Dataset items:
== == ==
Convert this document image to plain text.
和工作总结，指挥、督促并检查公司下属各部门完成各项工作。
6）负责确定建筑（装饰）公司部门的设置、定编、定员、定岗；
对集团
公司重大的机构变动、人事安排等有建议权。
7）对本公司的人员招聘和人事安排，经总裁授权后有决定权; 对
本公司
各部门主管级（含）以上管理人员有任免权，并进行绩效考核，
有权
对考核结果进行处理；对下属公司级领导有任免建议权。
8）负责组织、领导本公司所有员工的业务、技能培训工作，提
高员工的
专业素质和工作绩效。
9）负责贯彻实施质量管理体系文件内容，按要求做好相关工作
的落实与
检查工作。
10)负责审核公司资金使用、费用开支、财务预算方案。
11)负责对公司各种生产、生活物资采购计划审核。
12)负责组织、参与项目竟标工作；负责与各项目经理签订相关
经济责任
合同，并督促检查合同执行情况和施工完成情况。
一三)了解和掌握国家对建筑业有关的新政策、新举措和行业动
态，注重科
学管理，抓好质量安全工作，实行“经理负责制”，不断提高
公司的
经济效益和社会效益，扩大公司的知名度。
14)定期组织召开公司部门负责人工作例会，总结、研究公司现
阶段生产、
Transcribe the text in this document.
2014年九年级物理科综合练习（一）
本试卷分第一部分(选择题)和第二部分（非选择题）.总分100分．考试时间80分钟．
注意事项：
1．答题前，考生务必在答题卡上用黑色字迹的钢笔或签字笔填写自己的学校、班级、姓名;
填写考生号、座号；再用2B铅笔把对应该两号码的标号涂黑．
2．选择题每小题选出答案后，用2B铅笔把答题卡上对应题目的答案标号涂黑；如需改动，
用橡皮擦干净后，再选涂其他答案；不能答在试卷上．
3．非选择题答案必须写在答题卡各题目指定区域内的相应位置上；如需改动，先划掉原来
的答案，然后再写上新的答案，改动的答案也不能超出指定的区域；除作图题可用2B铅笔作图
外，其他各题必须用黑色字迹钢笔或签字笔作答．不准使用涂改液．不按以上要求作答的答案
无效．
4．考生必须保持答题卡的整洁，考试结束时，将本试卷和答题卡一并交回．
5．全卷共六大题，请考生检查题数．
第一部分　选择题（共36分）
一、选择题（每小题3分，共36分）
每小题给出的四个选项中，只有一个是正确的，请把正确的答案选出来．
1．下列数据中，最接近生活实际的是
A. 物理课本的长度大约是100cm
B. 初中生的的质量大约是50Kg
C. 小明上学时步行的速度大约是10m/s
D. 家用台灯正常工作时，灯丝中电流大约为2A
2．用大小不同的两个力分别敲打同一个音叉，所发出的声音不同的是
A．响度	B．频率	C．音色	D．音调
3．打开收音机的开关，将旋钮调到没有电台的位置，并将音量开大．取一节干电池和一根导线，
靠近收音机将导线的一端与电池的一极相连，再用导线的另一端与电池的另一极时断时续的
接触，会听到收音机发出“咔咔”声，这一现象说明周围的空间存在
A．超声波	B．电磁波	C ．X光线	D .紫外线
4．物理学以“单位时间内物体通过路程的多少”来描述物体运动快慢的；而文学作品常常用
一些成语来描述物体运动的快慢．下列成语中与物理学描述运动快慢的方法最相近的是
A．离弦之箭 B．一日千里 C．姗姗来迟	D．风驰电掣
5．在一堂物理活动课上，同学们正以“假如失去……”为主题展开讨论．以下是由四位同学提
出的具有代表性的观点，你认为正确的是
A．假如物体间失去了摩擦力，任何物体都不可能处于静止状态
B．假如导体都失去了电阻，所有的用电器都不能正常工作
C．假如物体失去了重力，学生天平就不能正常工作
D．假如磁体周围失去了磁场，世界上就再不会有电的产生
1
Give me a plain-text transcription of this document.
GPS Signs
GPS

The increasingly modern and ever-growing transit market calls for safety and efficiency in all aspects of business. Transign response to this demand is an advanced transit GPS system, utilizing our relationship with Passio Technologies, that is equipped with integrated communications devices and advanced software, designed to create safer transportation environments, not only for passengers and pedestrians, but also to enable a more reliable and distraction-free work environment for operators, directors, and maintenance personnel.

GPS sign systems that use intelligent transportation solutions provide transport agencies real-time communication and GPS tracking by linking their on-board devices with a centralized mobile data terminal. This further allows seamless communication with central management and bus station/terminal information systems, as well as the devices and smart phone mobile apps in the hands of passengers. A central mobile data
== == ==
#### EXERCISE INSTRUCTIONS:
All of the material above needs to be retyped word for word.

#### EXPECTED ANSWER:
Convert this document image to plain text.
和工作总结，指挥、督促并检查公司下属各部门完成各项工作。
6）负责确定建筑（装饰）公司部门的设置、定编、定员、定岗；
对集团
公司重大的机构变动、人事安排等有建议权。
7）对本公司的人员招聘和人事安排，经总裁授权后有决定权; 对
本公司
各部门主管级（含）以上管理人员有任免权，并进行绩效考核，
有权
对考核结果进行处理；对下属公司级领导有任免建议权。
8）负责组织、领导本公司所有员工的业务、技能培训工作，提
高员工的
专业素质和工作绩效。
9）负责贯彻实施质量管理体系文件内容，按要求做好相关工作
的落实与
检查工作。
10)负责审核公司资金使用、费用开支、财务预算方案。
11)负责对公司各种生产、生活物资采购计划审核。
12)负责组织、参与项目竟标工作；负责与各项目经理签订相关
经济责任
合同，并督促检查合同执行情况和施工完成情况。
一三)了解和掌握国家对建筑业有关的新政策、新举措和行业动
态，注重科
学管理，抓好质量安全工作，实行“经理负责制”，不断提高
公司的
经济效益和社会效益，扩大公司的知名度。
14)定期组织召开公司部门负责人工作例会，总结、研究公司现
阶段生产、
Transcribe the text in this document.
2014年九年级物理科综合练习（一）
本试卷分第一部分(选择题)和第二部分（非选择题）.总分100分．考试时间80分钟．
注意事项：
1．答题前，考生务必在答题卡上用黑色字迹的钢笔或签字笔填写自己的学校、班级、姓名;
填写考生号、座号；再用2B铅笔把对应该两号码的标号涂黑．
2．选择题每小题选出答案后，用2B铅笔把答题卡上对应题目的答案标号涂黑；如需改动，
用橡皮擦干净后，再选涂其他答案；不能答在试卷上．
3．非选择题答案必须写在答题卡各题目指定区域内的相应位置上；如需改动，先划掉原来
的答案，然后再写上新的答案，改动的答案也不能超出指定的区域；除作图题可用2B铅笔作图
外，其他各题必须用黑色字迹钢笔或签字笔作答．不准使用涂改液．不按以上要求作答的答案
无效．
4．考生必须保持答题卡的整洁，考试结束时，将本试卷和答题卡一并交回．
5．全卷共六大题，请考生检查题数．
第一部分　选择题（共36分）
一、选择题（每小题3分，共36分）
每小题给出的四个选项中，只有一个是正确的，请把正确的答案选出来．
1．下列数据中，最接近生活实际的是
A. 物理课本的长度大约是100cm
B. 初中生的的质量大约是50Kg
C. 小明上学时步行的速度大约是10m/s
D. 家用台灯正常工作时，灯丝中电流大约为2A
2．用大小不同的两个力分别敲打同一个音叉，所发出的声音不同的是
A．响度	B．频率	C．音色	D．音调
3．打开收音机的开关，将旋钮调到没有电台的位置，并将音量开大．取一节干电池和一根导线，
靠近收音机将导线的一端与电池的一极相连，再用导线的另一端与电池的另一极时断时续的
接触，会听到收音机发出“咔咔”声，这一现象说明周围的空间存在
A．超声波	B．电磁波	C ．X光线	D .紫外线
4．物理学以“单位时间内物体通过路程的多少”来描述物体运动快慢的；而文学作品常常用
一些成语来描述物体运动的快慢．下列成语中与物理学描述运动快慢的方法最相近的是
A．离弦之箭 B．一日千里 C．姗姗来迟	D．风驰电掣
5．在一堂物理活动课上，同学们正以“假如失去……”为主题展开讨论．以下是由四位同学提
出的具有代表性的观点，你认为正确的是
A．假如物体间失去了摩擦力，任何物体都不可能处于静止状态
B．假如导体都失去了电阻，所有的用电器都不能正常工作
C．假如物体失去了重力，学生天平就不能正常工作
D．假如磁体周围失去了磁场，世界上就再不会有电的产生
1
Give me a plain-text transcription of this document.
GPS Signs
GPS

The increasingly modern and ever-growing transit market calls for safety and efficiency in all aspects of business. Transign response to this demand is an advanced transit GPS system, utilizing our relationship with Passio Technologies, that is equipped with integrated communications devices and advanced software, designed to create safer transportation environments, not only for passengers and pedestrians, but also to enable a more reliable and distraction-free work environment for operators, directors, and maintenance personnel.

GPS sign systems that use intelligent transportation solutions provide transport agencies real-time communication and GPS tracking by linking their on-board devices with a centralized mobile data terminal. This further allows seamless communication with central management and bus station/terminal information systems, as well as the devices and smart phone mobile apps in the hands of passengers. A central mobile data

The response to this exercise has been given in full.